SET PROBLEM:
Write out, word for word, everything below from the line containing "Annotate this image: element" down to and including the line containing "category-row-academics[interactable]: Academics &", leaving the pictures out.

— BEGIN SUPPLIED DATA —

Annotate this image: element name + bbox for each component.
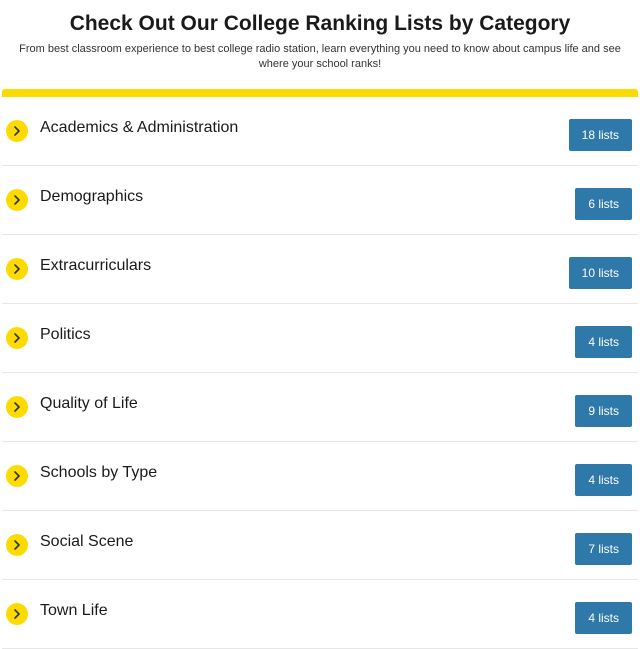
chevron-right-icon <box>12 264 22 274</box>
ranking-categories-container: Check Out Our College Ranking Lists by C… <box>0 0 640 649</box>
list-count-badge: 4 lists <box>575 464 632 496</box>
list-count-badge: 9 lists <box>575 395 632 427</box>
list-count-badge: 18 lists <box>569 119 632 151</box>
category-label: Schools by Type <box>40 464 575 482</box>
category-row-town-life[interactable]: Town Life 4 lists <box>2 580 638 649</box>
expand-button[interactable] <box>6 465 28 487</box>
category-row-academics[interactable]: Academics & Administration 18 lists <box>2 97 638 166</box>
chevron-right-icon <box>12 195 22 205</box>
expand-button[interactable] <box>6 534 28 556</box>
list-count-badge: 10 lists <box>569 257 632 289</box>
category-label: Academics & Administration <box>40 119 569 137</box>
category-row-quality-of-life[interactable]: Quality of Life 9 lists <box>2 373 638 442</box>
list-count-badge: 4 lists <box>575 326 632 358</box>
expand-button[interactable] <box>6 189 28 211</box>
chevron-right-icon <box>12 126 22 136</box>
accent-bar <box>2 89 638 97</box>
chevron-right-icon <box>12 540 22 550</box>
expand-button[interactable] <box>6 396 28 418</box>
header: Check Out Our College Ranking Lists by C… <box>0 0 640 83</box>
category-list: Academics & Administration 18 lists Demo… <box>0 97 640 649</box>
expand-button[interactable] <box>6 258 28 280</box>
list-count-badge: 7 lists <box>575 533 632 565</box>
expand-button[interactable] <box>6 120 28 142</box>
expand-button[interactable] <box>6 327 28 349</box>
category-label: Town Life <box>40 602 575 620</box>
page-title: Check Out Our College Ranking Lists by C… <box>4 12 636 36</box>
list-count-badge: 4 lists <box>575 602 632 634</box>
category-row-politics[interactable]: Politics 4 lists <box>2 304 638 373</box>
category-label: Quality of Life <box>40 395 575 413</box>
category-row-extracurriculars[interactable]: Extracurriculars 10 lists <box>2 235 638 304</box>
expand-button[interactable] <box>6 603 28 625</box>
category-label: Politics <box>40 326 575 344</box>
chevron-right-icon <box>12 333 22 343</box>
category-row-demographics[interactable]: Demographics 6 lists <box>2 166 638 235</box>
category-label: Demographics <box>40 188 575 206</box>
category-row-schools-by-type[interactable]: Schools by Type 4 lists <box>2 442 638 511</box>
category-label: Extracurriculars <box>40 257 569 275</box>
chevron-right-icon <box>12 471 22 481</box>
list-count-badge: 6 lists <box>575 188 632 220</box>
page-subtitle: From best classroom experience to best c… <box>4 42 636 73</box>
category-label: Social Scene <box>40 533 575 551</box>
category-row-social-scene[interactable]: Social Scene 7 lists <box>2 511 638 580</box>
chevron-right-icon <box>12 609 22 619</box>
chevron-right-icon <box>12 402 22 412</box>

— END SUPPLIED DATA —
— BEGIN SUPPLIED DATA —

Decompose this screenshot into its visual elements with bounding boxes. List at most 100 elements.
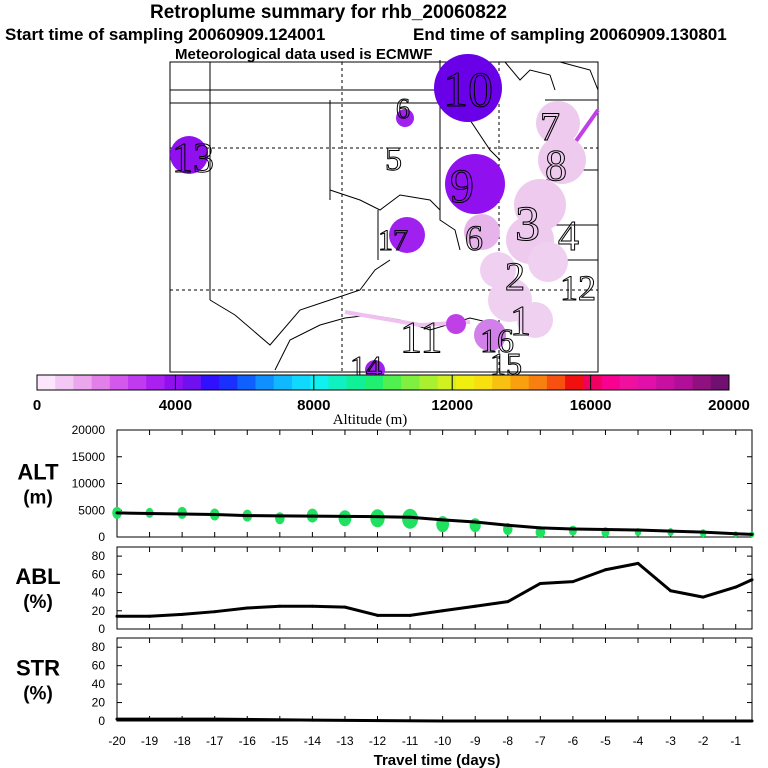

— END SUPPLIED DATA —
— BEGIN SUPPLIED DATA —

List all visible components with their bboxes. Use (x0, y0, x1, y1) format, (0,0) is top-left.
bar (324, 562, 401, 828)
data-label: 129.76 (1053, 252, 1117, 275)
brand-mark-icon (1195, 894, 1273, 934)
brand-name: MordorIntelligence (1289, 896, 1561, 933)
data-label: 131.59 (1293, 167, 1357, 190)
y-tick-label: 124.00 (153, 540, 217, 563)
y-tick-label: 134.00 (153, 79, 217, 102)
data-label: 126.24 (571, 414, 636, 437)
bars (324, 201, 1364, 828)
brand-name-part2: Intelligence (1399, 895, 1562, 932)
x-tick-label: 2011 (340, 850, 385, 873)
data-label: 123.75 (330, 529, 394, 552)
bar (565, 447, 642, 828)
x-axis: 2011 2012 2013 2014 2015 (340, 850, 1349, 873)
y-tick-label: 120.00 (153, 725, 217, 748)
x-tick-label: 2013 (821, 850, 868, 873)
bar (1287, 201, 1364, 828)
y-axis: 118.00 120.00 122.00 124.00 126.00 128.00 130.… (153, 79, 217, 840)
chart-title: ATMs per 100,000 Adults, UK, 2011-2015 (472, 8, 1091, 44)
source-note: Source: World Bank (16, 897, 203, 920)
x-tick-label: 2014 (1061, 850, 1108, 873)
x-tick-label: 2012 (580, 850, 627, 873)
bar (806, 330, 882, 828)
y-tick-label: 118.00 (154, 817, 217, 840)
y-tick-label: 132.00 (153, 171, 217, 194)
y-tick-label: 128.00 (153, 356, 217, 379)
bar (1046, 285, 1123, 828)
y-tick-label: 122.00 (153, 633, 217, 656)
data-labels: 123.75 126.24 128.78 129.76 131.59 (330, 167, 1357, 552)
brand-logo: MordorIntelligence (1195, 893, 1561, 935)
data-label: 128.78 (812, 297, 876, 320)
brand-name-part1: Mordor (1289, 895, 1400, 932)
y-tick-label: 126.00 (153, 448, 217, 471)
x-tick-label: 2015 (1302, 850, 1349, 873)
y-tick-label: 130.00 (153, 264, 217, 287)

— END SUPPLIED DATA —

EXERCISE RESPONSE:
Annotate this image: element name + bbox for each component.
chevron-right-icon <box>12 264 22 274</box>
ranking-categories-container: Check Out Our College Ranking Lists by C… <box>0 0 640 649</box>
list-count-badge: 4 lists <box>575 464 632 496</box>
list-count-badge: 9 lists <box>575 395 632 427</box>
list-count-badge: 18 lists <box>569 119 632 151</box>
category-label: Schools by Type <box>40 464 575 482</box>
category-row-town-life[interactable]: Town Life 4 lists <box>2 580 638 649</box>
expand-button[interactable] <box>6 465 28 487</box>
category-row-academics[interactable]: Academics & Administration 18 lists <box>2 97 638 166</box>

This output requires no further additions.